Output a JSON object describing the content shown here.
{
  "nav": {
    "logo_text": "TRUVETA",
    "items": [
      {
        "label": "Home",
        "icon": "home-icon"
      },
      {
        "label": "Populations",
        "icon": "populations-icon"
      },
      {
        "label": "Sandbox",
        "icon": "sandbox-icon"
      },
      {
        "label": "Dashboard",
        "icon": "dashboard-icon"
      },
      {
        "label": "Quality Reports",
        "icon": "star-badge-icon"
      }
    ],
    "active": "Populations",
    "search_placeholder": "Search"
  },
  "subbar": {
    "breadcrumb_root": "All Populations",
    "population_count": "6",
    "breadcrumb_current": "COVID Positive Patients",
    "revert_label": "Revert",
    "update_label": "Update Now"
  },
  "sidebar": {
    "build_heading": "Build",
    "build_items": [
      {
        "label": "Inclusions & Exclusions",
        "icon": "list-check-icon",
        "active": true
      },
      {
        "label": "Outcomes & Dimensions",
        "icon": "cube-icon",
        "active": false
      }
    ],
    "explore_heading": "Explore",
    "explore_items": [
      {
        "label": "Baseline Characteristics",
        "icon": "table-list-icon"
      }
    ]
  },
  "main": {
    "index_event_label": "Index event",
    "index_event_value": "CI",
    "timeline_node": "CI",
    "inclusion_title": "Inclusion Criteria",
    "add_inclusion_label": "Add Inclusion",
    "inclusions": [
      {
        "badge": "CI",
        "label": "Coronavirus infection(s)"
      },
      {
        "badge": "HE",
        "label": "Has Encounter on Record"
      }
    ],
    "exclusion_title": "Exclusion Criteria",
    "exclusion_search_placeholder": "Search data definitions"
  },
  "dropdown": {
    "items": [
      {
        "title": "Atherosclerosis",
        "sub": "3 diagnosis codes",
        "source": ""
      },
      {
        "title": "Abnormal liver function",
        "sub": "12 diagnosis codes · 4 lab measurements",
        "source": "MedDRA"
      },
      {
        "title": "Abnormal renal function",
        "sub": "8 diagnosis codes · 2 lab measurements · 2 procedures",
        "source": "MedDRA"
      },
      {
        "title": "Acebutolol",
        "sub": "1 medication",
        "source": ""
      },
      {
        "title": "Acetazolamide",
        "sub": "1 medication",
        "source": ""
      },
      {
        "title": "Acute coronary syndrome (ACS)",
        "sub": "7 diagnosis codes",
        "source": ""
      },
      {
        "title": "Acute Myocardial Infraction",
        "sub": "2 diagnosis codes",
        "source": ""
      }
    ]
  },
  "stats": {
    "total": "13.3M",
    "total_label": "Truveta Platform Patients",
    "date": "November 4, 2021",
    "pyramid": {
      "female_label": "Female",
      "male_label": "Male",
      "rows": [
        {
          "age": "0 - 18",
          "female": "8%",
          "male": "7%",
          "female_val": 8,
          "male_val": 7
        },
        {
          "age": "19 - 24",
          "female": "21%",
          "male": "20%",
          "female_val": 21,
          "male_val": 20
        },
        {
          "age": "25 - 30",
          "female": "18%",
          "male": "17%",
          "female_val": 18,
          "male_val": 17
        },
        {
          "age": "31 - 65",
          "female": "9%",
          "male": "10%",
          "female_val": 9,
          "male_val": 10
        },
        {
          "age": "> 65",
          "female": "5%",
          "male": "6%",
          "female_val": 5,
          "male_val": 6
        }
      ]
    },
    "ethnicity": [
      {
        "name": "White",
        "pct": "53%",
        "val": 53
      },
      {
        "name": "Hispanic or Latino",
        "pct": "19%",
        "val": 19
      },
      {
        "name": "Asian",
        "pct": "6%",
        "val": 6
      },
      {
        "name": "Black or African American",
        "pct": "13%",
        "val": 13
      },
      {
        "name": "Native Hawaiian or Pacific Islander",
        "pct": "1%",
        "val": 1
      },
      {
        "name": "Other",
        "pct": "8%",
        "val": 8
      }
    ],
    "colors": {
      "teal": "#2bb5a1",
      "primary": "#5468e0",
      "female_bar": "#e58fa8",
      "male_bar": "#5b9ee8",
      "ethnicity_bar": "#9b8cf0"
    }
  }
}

--------------------

▸ PROBLEM REQUIREMENTS: Copy task for the entries above: every line with the string "Criteria".

▸ EXERCISE ANSWER:
    "inclusion_title": "Inclusion Criteria",
    "exclusion_title": "Exclusion Criteria",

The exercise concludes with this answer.